- _WHAT TO DO_:
Copy each line of the listing below exactly.

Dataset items
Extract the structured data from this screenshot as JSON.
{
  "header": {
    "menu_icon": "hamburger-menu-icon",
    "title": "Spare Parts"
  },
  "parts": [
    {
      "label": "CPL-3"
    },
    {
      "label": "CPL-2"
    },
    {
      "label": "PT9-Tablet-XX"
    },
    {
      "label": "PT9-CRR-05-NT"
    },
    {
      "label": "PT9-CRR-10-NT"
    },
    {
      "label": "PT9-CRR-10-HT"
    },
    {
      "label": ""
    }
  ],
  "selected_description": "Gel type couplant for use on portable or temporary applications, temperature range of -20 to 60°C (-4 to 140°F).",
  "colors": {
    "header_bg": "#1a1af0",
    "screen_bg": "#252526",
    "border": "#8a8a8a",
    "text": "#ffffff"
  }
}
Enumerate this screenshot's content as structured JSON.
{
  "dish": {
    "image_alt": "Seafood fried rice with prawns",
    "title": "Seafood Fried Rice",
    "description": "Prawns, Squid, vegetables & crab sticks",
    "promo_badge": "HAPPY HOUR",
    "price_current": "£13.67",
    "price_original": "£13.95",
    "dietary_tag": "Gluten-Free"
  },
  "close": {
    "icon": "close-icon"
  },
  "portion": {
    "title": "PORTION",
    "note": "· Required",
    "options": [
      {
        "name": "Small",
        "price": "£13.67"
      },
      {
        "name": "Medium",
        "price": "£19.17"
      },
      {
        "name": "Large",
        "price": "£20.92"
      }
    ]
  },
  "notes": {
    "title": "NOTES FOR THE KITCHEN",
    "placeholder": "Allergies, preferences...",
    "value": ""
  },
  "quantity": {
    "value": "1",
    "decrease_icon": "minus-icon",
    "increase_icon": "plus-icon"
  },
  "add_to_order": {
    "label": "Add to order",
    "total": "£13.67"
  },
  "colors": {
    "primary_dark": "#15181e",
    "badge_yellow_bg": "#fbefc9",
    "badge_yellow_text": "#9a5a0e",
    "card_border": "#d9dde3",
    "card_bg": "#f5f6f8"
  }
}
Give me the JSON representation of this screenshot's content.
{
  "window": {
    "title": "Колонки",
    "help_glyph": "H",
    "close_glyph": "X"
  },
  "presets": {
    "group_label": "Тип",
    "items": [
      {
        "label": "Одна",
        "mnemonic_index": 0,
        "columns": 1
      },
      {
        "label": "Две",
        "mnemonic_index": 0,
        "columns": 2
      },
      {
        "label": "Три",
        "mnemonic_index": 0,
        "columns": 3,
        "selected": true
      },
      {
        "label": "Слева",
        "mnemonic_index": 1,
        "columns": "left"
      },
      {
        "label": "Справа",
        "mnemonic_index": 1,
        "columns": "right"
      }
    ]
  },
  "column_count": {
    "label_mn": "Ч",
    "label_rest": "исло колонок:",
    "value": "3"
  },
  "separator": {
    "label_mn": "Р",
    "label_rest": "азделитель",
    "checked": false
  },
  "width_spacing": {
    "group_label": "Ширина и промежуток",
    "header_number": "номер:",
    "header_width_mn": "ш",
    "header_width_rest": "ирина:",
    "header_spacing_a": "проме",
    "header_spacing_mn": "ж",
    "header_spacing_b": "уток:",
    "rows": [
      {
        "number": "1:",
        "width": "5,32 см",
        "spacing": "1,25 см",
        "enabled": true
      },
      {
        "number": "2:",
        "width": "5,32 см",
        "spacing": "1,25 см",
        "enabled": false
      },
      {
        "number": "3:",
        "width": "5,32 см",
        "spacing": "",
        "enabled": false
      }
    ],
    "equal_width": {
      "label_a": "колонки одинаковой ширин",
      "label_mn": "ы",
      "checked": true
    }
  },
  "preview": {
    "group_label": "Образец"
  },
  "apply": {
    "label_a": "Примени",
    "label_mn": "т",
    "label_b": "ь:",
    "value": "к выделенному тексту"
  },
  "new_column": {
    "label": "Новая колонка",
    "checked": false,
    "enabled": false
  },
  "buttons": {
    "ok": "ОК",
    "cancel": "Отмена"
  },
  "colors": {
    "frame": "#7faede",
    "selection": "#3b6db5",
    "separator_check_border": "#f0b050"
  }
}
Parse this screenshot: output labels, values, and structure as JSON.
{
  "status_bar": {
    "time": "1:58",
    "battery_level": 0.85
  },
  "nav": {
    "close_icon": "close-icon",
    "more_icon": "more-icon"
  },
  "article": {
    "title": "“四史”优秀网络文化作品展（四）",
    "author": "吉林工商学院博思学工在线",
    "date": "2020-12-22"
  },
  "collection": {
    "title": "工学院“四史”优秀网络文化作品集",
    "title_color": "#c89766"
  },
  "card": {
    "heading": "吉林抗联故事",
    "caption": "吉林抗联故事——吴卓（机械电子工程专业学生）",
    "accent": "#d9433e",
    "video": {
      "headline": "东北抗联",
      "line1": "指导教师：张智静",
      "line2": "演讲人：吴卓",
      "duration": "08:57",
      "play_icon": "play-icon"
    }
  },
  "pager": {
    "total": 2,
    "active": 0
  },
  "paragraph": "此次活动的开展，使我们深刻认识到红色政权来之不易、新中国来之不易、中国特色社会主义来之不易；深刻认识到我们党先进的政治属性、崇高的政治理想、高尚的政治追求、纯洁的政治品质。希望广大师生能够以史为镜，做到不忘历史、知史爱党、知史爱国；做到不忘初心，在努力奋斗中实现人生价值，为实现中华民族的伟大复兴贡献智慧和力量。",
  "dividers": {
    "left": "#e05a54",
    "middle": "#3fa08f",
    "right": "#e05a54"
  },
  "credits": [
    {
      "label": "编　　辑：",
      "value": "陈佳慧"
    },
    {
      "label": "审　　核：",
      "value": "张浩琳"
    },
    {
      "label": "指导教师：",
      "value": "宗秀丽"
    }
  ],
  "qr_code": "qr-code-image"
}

- _TASK RESULT_:
Extract the structured data from this screenshot as JSON.
{
  "header": {
    "menu_icon": "hamburger-menu-icon",
    "title": "Spare Parts"
  },
  "parts": [
    {
      "label": "CPL-3"
    },
    {
      "label": "CPL-2"
    },
    {
      "label": "PT9-Tablet-XX"
    },
    {
      "label": "PT9-CRR-05-NT"
    },
    {
      "label": "PT9-CRR-10-NT"
    },
    {
      "label": "PT9-CRR-10-HT"
    },
    {
      "label": ""
    }
  ],
  "selected_description": "Gel type couplant for use on portable or temporary applications, temperature range of -20 to 60°C (-4 to 140°F).",
  "colors": {
    "header_bg": "#1a1af0",
    "screen_bg": "#252526",
    "border": "#8a8a8a",
    "text": "#ffffff"
  }
}
Enumerate this screenshot's content as structured JSON.
{
  "dish": {
    "image_alt": "Seafood fried rice with prawns",
    "title": "Seafood Fried Rice",
    "description": "Prawns, Squid, vegetables & crab sticks",
    "promo_badge": "HAPPY HOUR",
    "price_current": "£13.67",
    "price_original": "£13.95",
    "dietary_tag": "Gluten-Free"
  },
  "close": {
    "icon": "close-icon"
  },
  "portion": {
    "title": "PORTION",
    "note": "· Required",
    "options": [
      {
        "name": "Small",
        "price": "£13.67"
      },
      {
        "name": "Medium",
        "price": "£19.17"
      },
      {
        "name": "Large",
        "price": "£20.92"
      }
    ]
  },
  "notes": {
    "title": "NOTES FOR THE KITCHEN",
    "placeholder": "Allergies, preferences...",
    "value": ""
  },
  "quantity": {
    "value": "1",
    "decrease_icon": "minus-icon",
    "increase_icon": "plus-icon"
  },
  "add_to_order": {
    "label": "Add to order",
    "total": "£13.67"
  },
  "colors": {
    "primary_dark": "#15181e",
    "badge_yellow_bg": "#fbefc9",
    "badge_yellow_text": "#9a5a0e",
    "card_border": "#d9dde3",
    "card_bg": "#f5f6f8"
  }
}
Give me the JSON representation of this screenshot's content.
{
  "window": {
    "title": "Колонки",
    "help_glyph": "H",
    "close_glyph": "X"
  },
  "presets": {
    "group_label": "Тип",
    "items": [
      {
        "label": "Одна",
        "mnemonic_index": 0,
        "columns": 1
      },
      {
        "label": "Две",
        "mnemonic_index": 0,
        "columns": 2
      },
      {
        "label": "Три",
        "mnemonic_index": 0,
        "columns": 3,
        "selected": true
      },
      {
        "label": "Слева",
        "mnemonic_index": 1,
        "columns": "left"
      },
      {
        "label": "Справа",
        "mnemonic_index": 1,
        "columns": "right"
      }
    ]
  },
  "column_count": {
    "label_mn": "Ч",
    "label_rest": "исло колонок:",
    "value": "3"
  },
  "separator": {
    "label_mn": "Р",
    "label_rest": "азделитель",
    "checked": false
  },
  "width_spacing": {
    "group_label": "Ширина и промежуток",
    "header_number": "номер:",
    "header_width_mn": "ш",
    "header_width_rest": "ирина:",
    "header_spacing_a": "проме",
    "header_spacing_mn": "ж",
    "header_spacing_b": "уток:",
    "rows": [
      {
        "number": "1:",
        "width": "5,32 см",
        "spacing": "1,25 см",
        "enabled": true
      },
      {
        "number": "2:",
        "width": "5,32 см",
        "spacing": "1,25 см",
        "enabled": false
      },
      {
        "number": "3:",
        "width": "5,32 см",
        "spacing": "",
        "enabled": false
      }
    ],
    "equal_width": {
      "label_a": "колонки одинаковой ширин",
      "label_mn": "ы",
      "checked": true
    }
  },
  "preview": {
    "group_label": "Образец"
  },
  "apply": {
    "label_a": "Примени",
    "label_mn": "т",
    "label_b": "ь:",
    "value": "к выделенному тексту"
  },
  "new_column": {
    "label": "Новая колонка",
    "checked": false,
    "enabled": false
  },
  "buttons": {
    "ok": "ОК",
    "cancel": "Отмена"
  },
  "colors": {
    "frame": "#7faede",
    "selection": "#3b6db5",
    "separator_check_border": "#f0b050"
  }
}
Parse this screenshot: output labels, values, and structure as JSON.
{
  "status_bar": {
    "time": "1:58",
    "battery_level": 0.85
  },
  "nav": {
    "close_icon": "close-icon",
    "more_icon": "more-icon"
  },
  "article": {
    "title": "“四史”优秀网络文化作品展（四）",
    "author": "吉林工商学院博思学工在线",
    "date": "2020-12-22"
  },
  "collection": {
    "title": "工学院“四史”优秀网络文化作品集",
    "title_color": "#c89766"
  },
  "card": {
    "heading": "吉林抗联故事",
    "caption": "吉林抗联故事——吴卓（机械电子工程专业学生）",
    "accent": "#d9433e",
    "video": {
      "headline": "东北抗联",
      "line1": "指导教师：张智静",
      "line2": "演讲人：吴卓",
      "duration": "08:57",
      "play_icon": "play-icon"
    }
  },
  "pager": {
    "total": 2,
    "active": 0
  },
  "paragraph": "此次活动的开展，使我们深刻认识到红色政权来之不易、新中国来之不易、中国特色社会主义来之不易；深刻认识到我们党先进的政治属性、崇高的政治理想、高尚的政治追求、纯洁的政治品质。希望广大师生能够以史为镜，做到不忘历史、知史爱党、知史爱国；做到不忘初心，在努力奋斗中实现人生价值，为实现中华民族的伟大复兴贡献智慧和力量。",
  "dividers": {
    "left": "#e05a54",
    "middle": "#3fa08f",
    "right": "#e05a54"
  },
  "credits": [
    {
      "label": "编　　辑：",
      "value": "陈佳慧"
    },
    {
      "label": "审　　核：",
      "value": "张浩琳"
    },
    {
      "label": "指导教师：",
      "value": "宗秀丽"
    }
  ],
  "qr_code": "qr-code-image"
}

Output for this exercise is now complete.